Stated goal: Quote the whole listing word for word. Do not include the pictures.

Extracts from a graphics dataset
________________

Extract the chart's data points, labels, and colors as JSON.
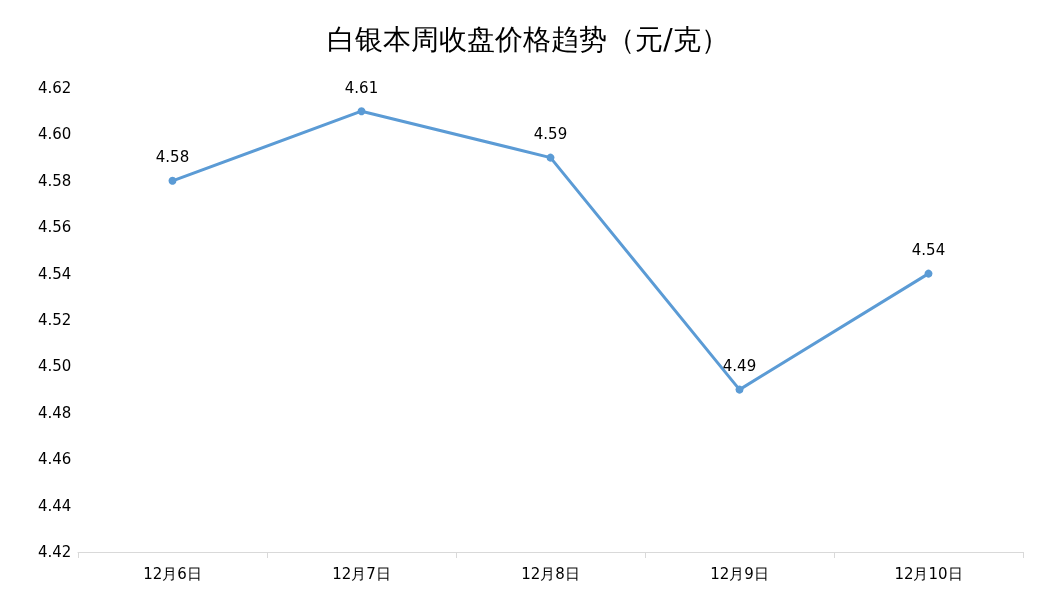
{
  "chart_data": {
    "type": "line",
    "title": "白银本周收盘价格趋势（元/克）",
    "categories": [
      "12月6日",
      "12月7日",
      "12月8日",
      "12月9日",
      "12月10日"
    ],
    "series": [
      {
        "color": "#5b9bd5",
        "values": [
          4.58,
          4.61,
          4.59,
          4.49,
          4.54
        ]
      }
    ],
    "ylim": [
      4.42,
      4.62
    ],
    "yticks": [
      4.42,
      4.44,
      4.46,
      4.48,
      {
        "value": 4.5,
        "label": "4.50"
      },
      4.52,
      4.54,
      4.56,
      4.58,
      {
        "value": 4.6,
        "label": "4.60"
      },
      4.62
    ],
    "marker": "circle",
    "line_style": "solid",
    "data_labels": true
  }
}
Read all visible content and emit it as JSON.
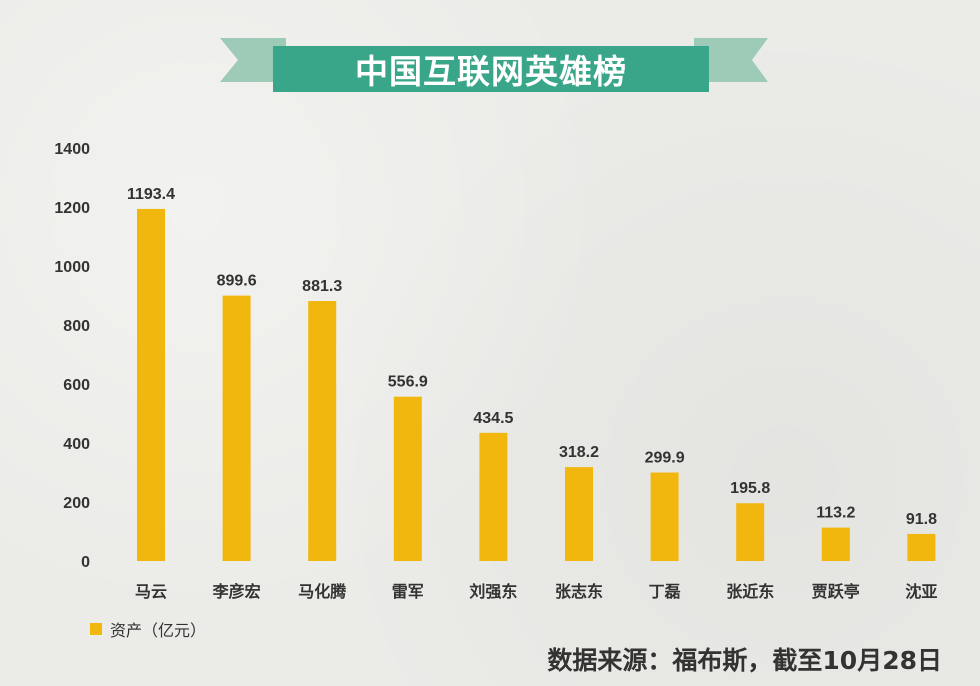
{
  "title": "中国互联网英雄榜",
  "colors": {
    "bar": "#f2b70f",
    "banner": "#3aa689",
    "banner_ribbon": "#9ecab8",
    "text": "#333333"
  },
  "legend_label": "资产（亿元）",
  "source": "数据来源：福布斯，截至10月28日",
  "chart_data": {
    "type": "bar",
    "title": "中国互联网英雄榜",
    "categories": [
      "马云",
      "李彦宏",
      "马化腾",
      "雷军",
      "刘强东",
      "张志东",
      "丁磊",
      "张近东",
      "贾跃亭",
      "沈亚"
    ],
    "series": [
      {
        "name": "资产（亿元）",
        "values": [
          1193.4,
          899.6,
          881.3,
          556.9,
          434.5,
          318.2,
          299.9,
          195.8,
          113.2,
          91.8
        ]
      }
    ],
    "value_labels": [
      "1193.4",
      "899.6",
      "881.3",
      "556.9",
      "434.5",
      "318.2",
      "299.9",
      "195.8",
      "113.2",
      "91.8"
    ],
    "yticks": [
      "0",
      "200",
      "400",
      "600",
      "800",
      "1000",
      "1200",
      "1400"
    ],
    "ylim": [
      0,
      1400
    ],
    "xlabel": "",
    "ylabel": "",
    "grid": false,
    "legend_position": "bottom-left"
  }
}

________________

Solution to the exercise:
Extract the chart's data points, labels, and colors as JSON.
{
  "chart_data": {
    "type": "line",
    "title": "白银本周收盘价格趋势（元/克）",
    "categories": [
      "12月6日",
      "12月7日",
      "12月8日",
      "12月9日",
      "12月10日"
    ],
    "series": [
      {
        "color": "#5b9bd5",
        "values": [
          4.58,
          4.61,
          4.59,
          4.49,
          4.54
        ]
      }
    ],
    "ylim": [
      4.42,
      4.62
    ],
    "yticks": [
      4.42,
      4.44,
      4.46,
      4.48,
      {
        "value": 4.5,
        "label": "4.50"
      },
      4.52,
      4.54,
      4.56,
      4.58,
      {
        "value": 4.6,
        "label": "4.60"
      },
      4.62
    ],
    "marker": "circle",
    "line_style": "solid",
    "data_labels": true
  }
}
Read all visible content and emit it as JSON.
{
  "title": "中国互联网英雄榜",
  "colors": {
    "bar": "#f2b70f",
    "banner": "#3aa689",
    "banner_ribbon": "#9ecab8",
    "text": "#333333"
  },
  "legend_label": "资产（亿元）",
  "source": "数据来源：福布斯，截至10月28日",
  "chart_data": {
    "type": "bar",
    "title": "中国互联网英雄榜",
    "categories": [
      "马云",
      "李彦宏",
      "马化腾",
      "雷军",
      "刘强东",
      "张志东",
      "丁磊",
      "张近东",
      "贾跃亭",
      "沈亚"
    ],
    "series": [
      {
        "name": "资产（亿元）",
        "values": [
          1193.4,
          899.6,
          881.3,
          556.9,
          434.5,
          318.2,
          299.9,
          195.8,
          113.2,
          91.8
        ]
      }
    ],
    "value_labels": [
      "1193.4",
      "899.6",
      "881.3",
      "556.9",
      "434.5",
      "318.2",
      "299.9",
      "195.8",
      "113.2",
      "91.8"
    ],
    "yticks": [
      "0",
      "200",
      "400",
      "600",
      "800",
      "1000",
      "1200",
      "1400"
    ],
    "ylim": [
      0,
      1400
    ],
    "xlabel": "",
    "ylabel": "",
    "grid": false,
    "legend_position": "bottom-left"
  }
}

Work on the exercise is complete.